Set task:
Omit the pictures, please, and give each record below again exactly.

--- START Entries supplied ---

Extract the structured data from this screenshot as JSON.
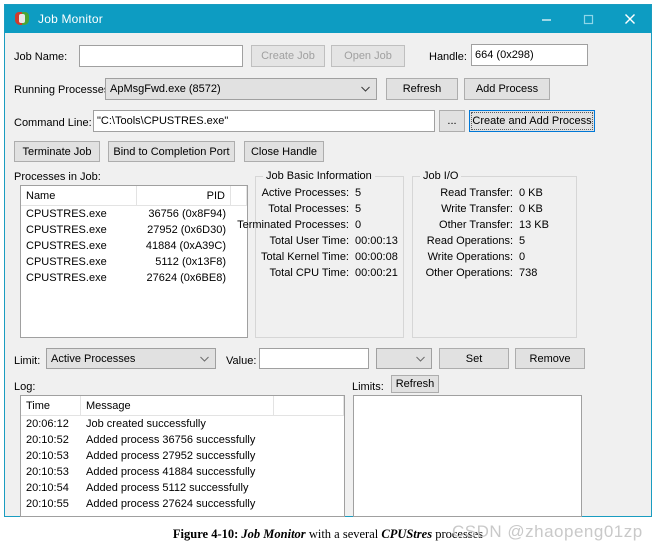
{
  "window": {
    "title": "Job Monitor",
    "icon": "shield-icon",
    "minimize_label": "─",
    "maximize_label": "□",
    "close_label": "✕",
    "titlebar_color": "#0d9cc2"
  },
  "job_name_row": {
    "label": "Job Name:",
    "value": "",
    "placeholder": "",
    "create_job": "Create Job",
    "open_job": "Open Job",
    "handle_label": "Handle:",
    "handle_value": "664 (0x298)"
  },
  "running_processes_row": {
    "label": "Running Processes:",
    "selected": "ApMsgFwd.exe (8572)",
    "refresh": "Refresh",
    "add_process": "Add Process"
  },
  "command_line_row": {
    "label": "Command Line:",
    "value": "\"C:\\Tools\\CPUSTRES.exe\"",
    "browse": "...",
    "create_and_add": "Create and Add Process"
  },
  "action_buttons": {
    "terminate_job": "Terminate Job",
    "bind_to_completion_port": "Bind to Completion Port",
    "close_handle": "Close Handle"
  },
  "processes_in_job": {
    "label": "Processes in Job:",
    "columns": [
      "Name",
      "PID"
    ],
    "rows": [
      {
        "name": "CPUSTRES.exe",
        "pid": "36756 (0x8F94)"
      },
      {
        "name": "CPUSTRES.exe",
        "pid": "27952 (0x6D30)"
      },
      {
        "name": "CPUSTRES.exe",
        "pid": "41884 (0xA39C)"
      },
      {
        "name": "CPUSTRES.exe",
        "pid": "5112 (0x13F8)"
      },
      {
        "name": "CPUSTRES.exe",
        "pid": "27624 (0x6BE8)"
      }
    ]
  },
  "job_basic_information": {
    "title": "Job Basic Information",
    "rows": [
      {
        "key": "Active Processes:",
        "value": "5"
      },
      {
        "key": "Total Processes:",
        "value": "5"
      },
      {
        "key": "Terminated Processes:",
        "value": "0"
      },
      {
        "key": "Total User Time:",
        "value": "00:00:13"
      },
      {
        "key": "Total Kernel Time:",
        "value": "00:00:08"
      },
      {
        "key": "Total CPU Time:",
        "value": "00:00:21"
      }
    ]
  },
  "job_io": {
    "title": "Job I/O",
    "rows": [
      {
        "key": "Read Transfer:",
        "value": "0 KB"
      },
      {
        "key": "Write Transfer:",
        "value": "0 KB"
      },
      {
        "key": "Other Transfer:",
        "value": "13 KB"
      },
      {
        "key": "Read Operations:",
        "value": "5"
      },
      {
        "key": "Write Operations:",
        "value": "0"
      },
      {
        "key": "Other Operations:",
        "value": "738"
      }
    ]
  },
  "limit_row": {
    "label": "Limit:",
    "selected": "Active Processes",
    "value_label": "Value:",
    "value": "",
    "units_selected": "",
    "set": "Set",
    "remove": "Remove"
  },
  "log": {
    "label": "Log:",
    "columns": [
      "Time",
      "Message"
    ],
    "rows": [
      {
        "time": "20:06:12",
        "message": "Job created successfully"
      },
      {
        "time": "20:10:52",
        "message": "Added process 36756 successfully"
      },
      {
        "time": "20:10:53",
        "message": "Added process 27952 successfully"
      },
      {
        "time": "20:10:53",
        "message": "Added process 41884 successfully"
      },
      {
        "time": "20:10:54",
        "message": "Added process 5112 successfully"
      },
      {
        "time": "20:10:55",
        "message": "Added process 27624 successfully"
      }
    ]
  },
  "limits_panel": {
    "label": "Limits:",
    "refresh": "Refresh",
    "rows": []
  },
  "caption": {
    "prefix": "Figure 4-10: ",
    "app": "Job Monitor",
    "middle": " with a several ",
    "tool": "CPUStres",
    "suffix": " processes"
  },
  "watermark": {
    "text": "CSDN @zhaopeng01zp"
  }
}
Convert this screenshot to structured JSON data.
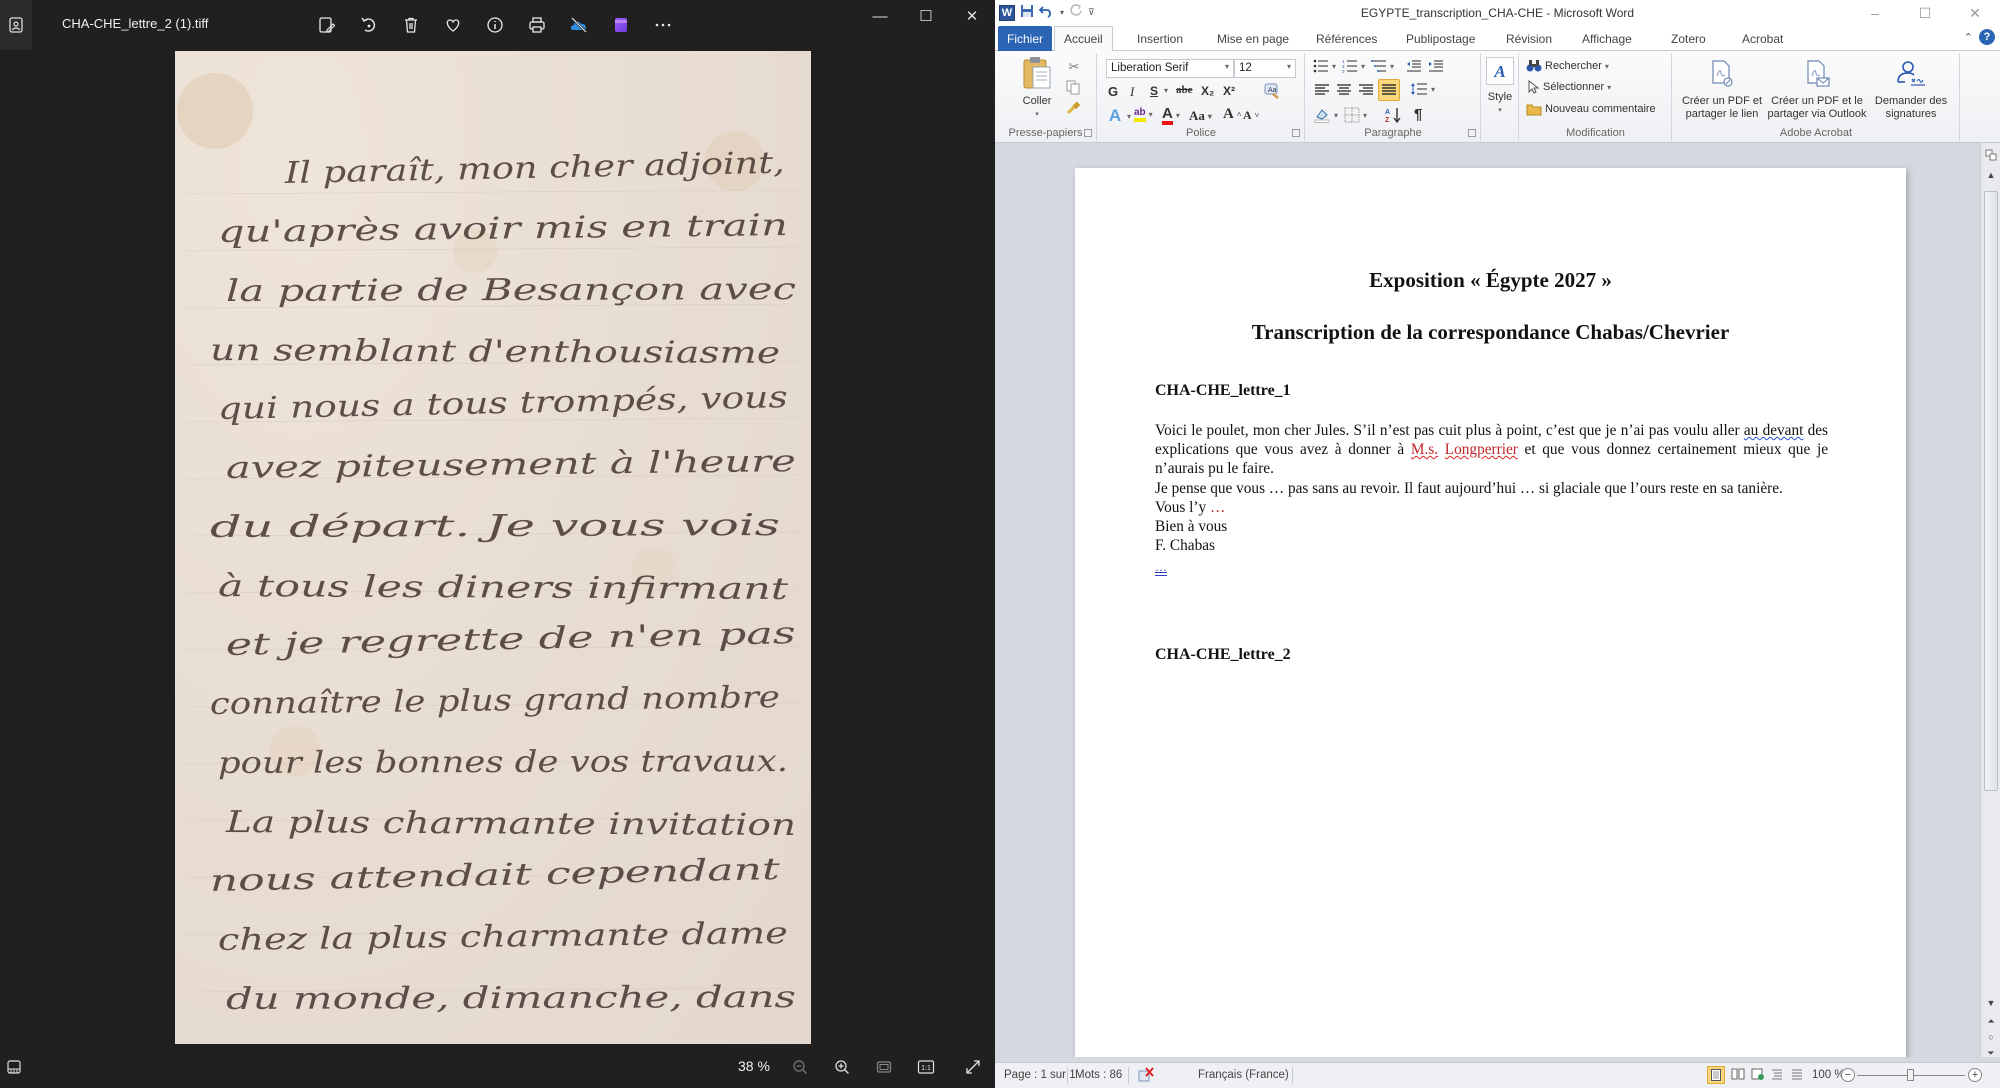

--- END Entries supplied ---

Exercise response:
Extract the structured data from this screenshot as JSON.
{
  "window": {
    "title": "Job Monitor",
    "icon": "shield-icon",
    "minimize_label": "─",
    "maximize_label": "□",
    "close_label": "✕",
    "titlebar_color": "#0d9cc2"
  },
  "job_name_row": {
    "label": "Job Name:",
    "value": "",
    "placeholder": "",
    "create_job": "Create Job",
    "open_job": "Open Job",
    "handle_label": "Handle:",
    "handle_value": "664 (0x298)"
  },
  "running_processes_row": {
    "label": "Running Processes:",
    "selected": "ApMsgFwd.exe (8572)",
    "refresh": "Refresh",
    "add_process": "Add Process"
  },
  "command_line_row": {
    "label": "Command Line:",
    "value": "\"C:\\Tools\\CPUSTRES.exe\"",
    "browse": "...",
    "create_and_add": "Create and Add Process"
  },
  "action_buttons": {
    "terminate_job": "Terminate Job",
    "bind_to_completion_port": "Bind to Completion Port",
    "close_handle": "Close Handle"
  },
  "processes_in_job": {
    "label": "Processes in Job:",
    "columns": [
      "Name",
      "PID"
    ],
    "rows": [
      {
        "name": "CPUSTRES.exe",
        "pid": "36756 (0x8F94)"
      },
      {
        "name": "CPUSTRES.exe",
        "pid": "27952 (0x6D30)"
      },
      {
        "name": "CPUSTRES.exe",
        "pid": "41884 (0xA39C)"
      },
      {
        "name": "CPUSTRES.exe",
        "pid": "5112 (0x13F8)"
      },
      {
        "name": "CPUSTRES.exe",
        "pid": "27624 (0x6BE8)"
      }
    ]
  },
  "job_basic_information": {
    "title": "Job Basic Information",
    "rows": [
      {
        "key": "Active Processes:",
        "value": "5"
      },
      {
        "key": "Total Processes:",
        "value": "5"
      },
      {
        "key": "Terminated Processes:",
        "value": "0"
      },
      {
        "key": "Total User Time:",
        "value": "00:00:13"
      },
      {
        "key": "Total Kernel Time:",
        "value": "00:00:08"
      },
      {
        "key": "Total CPU Time:",
        "value": "00:00:21"
      }
    ]
  },
  "job_io": {
    "title": "Job I/O",
    "rows": [
      {
        "key": "Read Transfer:",
        "value": "0 KB"
      },
      {
        "key": "Write Transfer:",
        "value": "0 KB"
      },
      {
        "key": "Other Transfer:",
        "value": "13 KB"
      },
      {
        "key": "Read Operations:",
        "value": "5"
      },
      {
        "key": "Write Operations:",
        "value": "0"
      },
      {
        "key": "Other Operations:",
        "value": "738"
      }
    ]
  },
  "limit_row": {
    "label": "Limit:",
    "selected": "Active Processes",
    "value_label": "Value:",
    "value": "",
    "units_selected": "",
    "set": "Set",
    "remove": "Remove"
  },
  "log": {
    "label": "Log:",
    "columns": [
      "Time",
      "Message"
    ],
    "rows": [
      {
        "time": "20:06:12",
        "message": "Job created successfully"
      },
      {
        "time": "20:10:52",
        "message": "Added process 36756 successfully"
      },
      {
        "time": "20:10:53",
        "message": "Added process 27952 successfully"
      },
      {
        "time": "20:10:53",
        "message": "Added process 41884 successfully"
      },
      {
        "time": "20:10:54",
        "message": "Added process 5112 successfully"
      },
      {
        "time": "20:10:55",
        "message": "Added process 27624 successfully"
      }
    ]
  },
  "limits_panel": {
    "label": "Limits:",
    "refresh": "Refresh",
    "rows": []
  },
  "caption": {
    "prefix": "Figure 4-10: ",
    "app": "Job Monitor",
    "middle": " with a several ",
    "tool": "CPUStres",
    "suffix": " processes"
  },
  "watermark": {
    "text": "CSDN @zhaopeng01zp"
  }
}
Convert this screenshot to structured JSON data.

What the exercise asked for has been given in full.